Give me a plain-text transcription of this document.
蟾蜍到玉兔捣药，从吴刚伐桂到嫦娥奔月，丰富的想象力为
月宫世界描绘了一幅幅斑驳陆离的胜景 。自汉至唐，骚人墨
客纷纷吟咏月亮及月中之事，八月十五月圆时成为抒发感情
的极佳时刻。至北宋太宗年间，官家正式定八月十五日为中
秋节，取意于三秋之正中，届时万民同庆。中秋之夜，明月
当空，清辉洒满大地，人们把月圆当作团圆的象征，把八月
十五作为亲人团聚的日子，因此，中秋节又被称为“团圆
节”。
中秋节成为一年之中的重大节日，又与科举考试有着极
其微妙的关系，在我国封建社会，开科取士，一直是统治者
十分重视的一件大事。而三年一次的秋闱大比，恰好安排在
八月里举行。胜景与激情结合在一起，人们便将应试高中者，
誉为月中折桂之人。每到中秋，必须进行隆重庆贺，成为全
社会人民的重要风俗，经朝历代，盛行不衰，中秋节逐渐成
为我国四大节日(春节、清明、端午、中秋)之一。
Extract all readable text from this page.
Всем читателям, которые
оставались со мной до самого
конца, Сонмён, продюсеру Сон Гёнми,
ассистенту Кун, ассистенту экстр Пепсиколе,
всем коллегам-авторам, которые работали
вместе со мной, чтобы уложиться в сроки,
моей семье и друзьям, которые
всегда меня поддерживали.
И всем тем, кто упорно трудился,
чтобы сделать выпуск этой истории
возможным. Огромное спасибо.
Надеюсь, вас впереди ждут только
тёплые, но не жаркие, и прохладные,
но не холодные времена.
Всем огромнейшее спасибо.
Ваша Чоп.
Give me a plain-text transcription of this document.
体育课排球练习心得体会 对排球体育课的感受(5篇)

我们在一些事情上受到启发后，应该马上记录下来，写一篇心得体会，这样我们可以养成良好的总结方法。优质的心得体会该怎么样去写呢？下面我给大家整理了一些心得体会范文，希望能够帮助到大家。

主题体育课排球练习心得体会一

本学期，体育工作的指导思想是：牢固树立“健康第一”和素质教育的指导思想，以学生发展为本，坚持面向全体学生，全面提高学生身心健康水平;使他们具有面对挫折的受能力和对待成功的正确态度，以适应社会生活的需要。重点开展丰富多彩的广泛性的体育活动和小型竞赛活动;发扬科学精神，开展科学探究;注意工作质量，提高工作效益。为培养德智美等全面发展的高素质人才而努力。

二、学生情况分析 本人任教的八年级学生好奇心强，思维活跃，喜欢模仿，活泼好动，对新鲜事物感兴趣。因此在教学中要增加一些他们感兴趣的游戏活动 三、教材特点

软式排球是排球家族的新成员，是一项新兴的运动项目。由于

○ ○ ○

• [WRITTEN INSTRUCTION]
Extract every line from the one with "Extract all readable text from this page." down to the final line above, both included, exactly as written.

• [SOLUTION TO THE PROBLEM]
Extract all readable text from this page.
Всем читателям, которые
оставались со мной до самого
конца, Сонмён, продюсеру Сон Гёнми,
ассистенту Кун, ассистенту экстр Пепсиколе,
всем коллегам-авторам, которые работали
вместе со мной, чтобы уложиться в сроки,
моей семье и друзьям, которые
всегда меня поддерживали.
И всем тем, кто упорно трудился,
чтобы сделать выпуск этой истории
возможным. Огромное спасибо.
Надеюсь, вас впереди ждут только
тёплые, но не жаркие, и прохладные,
но не холодные времена.
Всем огромнейшее спасибо.
Ваша Чоп.
Give me a plain-text transcription of this document.
体育课排球练习心得体会 对排球体育课的感受(5篇)

我们在一些事情上受到启发后，应该马上记录下来，写一篇心得体会，这样我们可以养成良好的总结方法。优质的心得体会该怎么样去写呢？下面我给大家整理了一些心得体会范文，希望能够帮助到大家。

主题体育课排球练习心得体会一

本学期，体育工作的指导思想是：牢固树立“健康第一”和素质教育的指导思想，以学生发展为本，坚持面向全体学生，全面提高学生身心健康水平;使他们具有面对挫折的受能力和对待成功的正确态度，以适应社会生活的需要。重点开展丰富多彩的广泛性的体育活动和小型竞赛活动;发扬科学精神，开展科学探究;注意工作质量，提高工作效益。为培养德智美等全面发展的高素质人才而努力。

二、学生情况分析 本人任教的八年级学生好奇心强，思维活跃，喜欢模仿，活泼好动，对新鲜事物感兴趣。因此在教学中要增加一些他们感兴趣的游戏活动 三、教材特点

软式排球是排球家族的新成员，是一项新兴的运动项目。由于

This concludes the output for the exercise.